Source records:

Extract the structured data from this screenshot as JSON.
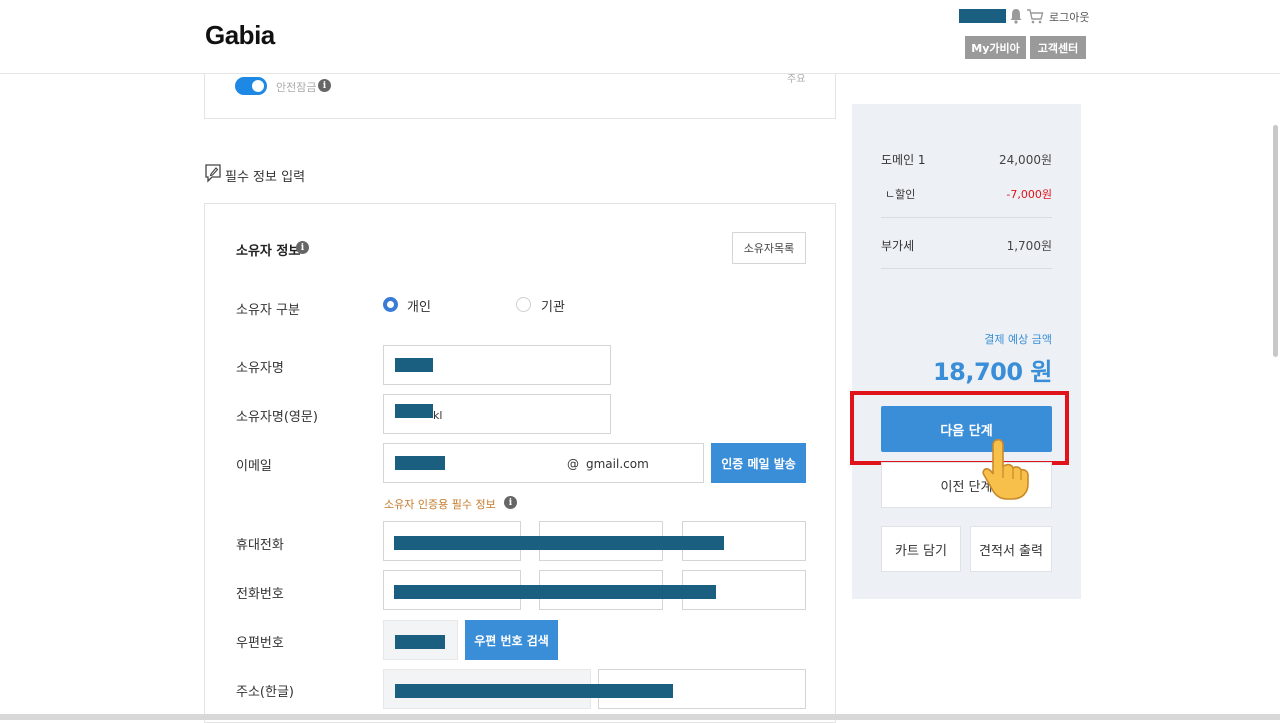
{
  "header": {
    "logo": "Gabia",
    "logout_label": "로그아웃",
    "my_gabia_label": "My가비아",
    "customer_center_label": "고객센터"
  },
  "top_card": {
    "safety_lock_label": "안전잠금",
    "right_fragment": "주요"
  },
  "section": {
    "title": "필수 정보 입력"
  },
  "owner": {
    "title": "소유자 정보",
    "list_button": "소유자목록",
    "type_label": "소유자 구분",
    "type_options": [
      "개인",
      "기관"
    ],
    "type_selected": "개인",
    "name_label": "소유자명",
    "name_en_label": "소유자명(영문)",
    "name_en_value_visible": "kl",
    "email_label": "이메일",
    "email_at": "@",
    "email_domain": "gmail.com",
    "email_verify_button": "인증 메일 발송",
    "required_note": "소유자 인증용 필수 정보",
    "mobile_label": "휴대전화",
    "phone_label": "전화번호",
    "zip_label": "우편번호",
    "zip_search_button": "우편 번호 검색",
    "address_label": "주소(한글)"
  },
  "summary": {
    "domain_label": "도메인 1",
    "domain_price": "24,000원",
    "discount_label": "ㄴ할인",
    "discount_price": "-7,000원",
    "vat_label": "부가세",
    "vat_price": "1,700원",
    "total_label": "결제 예상 금액",
    "total_value": "18,700 원",
    "next_button": "다음 단계",
    "prev_button": "이전 단계",
    "cart_button": "카트 담기",
    "quote_button": "견적서 출력"
  },
  "colors": {
    "accent_blue": "#3a8ed8",
    "toggle_blue": "#1e88e5",
    "highlight_red": "#e0121a",
    "discount_red": "#e0121a",
    "note_orange": "#c47b2c",
    "redaction": "#1a5e80",
    "panel_bg": "#edf1f5"
  }
}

▶ **Directions**
Repeat all of the data above word for word, minus the pictures.

▶ **Answer for the task**
Extract the structured data from this screenshot as JSON.
{
  "header": {
    "logo": "Gabia",
    "logout_label": "로그아웃",
    "my_gabia_label": "My가비아",
    "customer_center_label": "고객센터"
  },
  "top_card": {
    "safety_lock_label": "안전잠금",
    "right_fragment": "주요"
  },
  "section": {
    "title": "필수 정보 입력"
  },
  "owner": {
    "title": "소유자 정보",
    "list_button": "소유자목록",
    "type_label": "소유자 구분",
    "type_options": [
      "개인",
      "기관"
    ],
    "type_selected": "개인",
    "name_label": "소유자명",
    "name_en_label": "소유자명(영문)",
    "name_en_value_visible": "kl",
    "email_label": "이메일",
    "email_at": "@",
    "email_domain": "gmail.com",
    "email_verify_button": "인증 메일 발송",
    "required_note": "소유자 인증용 필수 정보",
    "mobile_label": "휴대전화",
    "phone_label": "전화번호",
    "zip_label": "우편번호",
    "zip_search_button": "우편 번호 검색",
    "address_label": "주소(한글)"
  },
  "summary": {
    "domain_label": "도메인 1",
    "domain_price": "24,000원",
    "discount_label": "ㄴ할인",
    "discount_price": "-7,000원",
    "vat_label": "부가세",
    "vat_price": "1,700원",
    "total_label": "결제 예상 금액",
    "total_value": "18,700 원",
    "next_button": "다음 단계",
    "prev_button": "이전 단계",
    "cart_button": "카트 담기",
    "quote_button": "견적서 출력"
  },
  "colors": {
    "accent_blue": "#3a8ed8",
    "toggle_blue": "#1e88e5",
    "highlight_red": "#e0121a",
    "discount_red": "#e0121a",
    "note_orange": "#c47b2c",
    "redaction": "#1a5e80",
    "panel_bg": "#edf1f5"
  }
}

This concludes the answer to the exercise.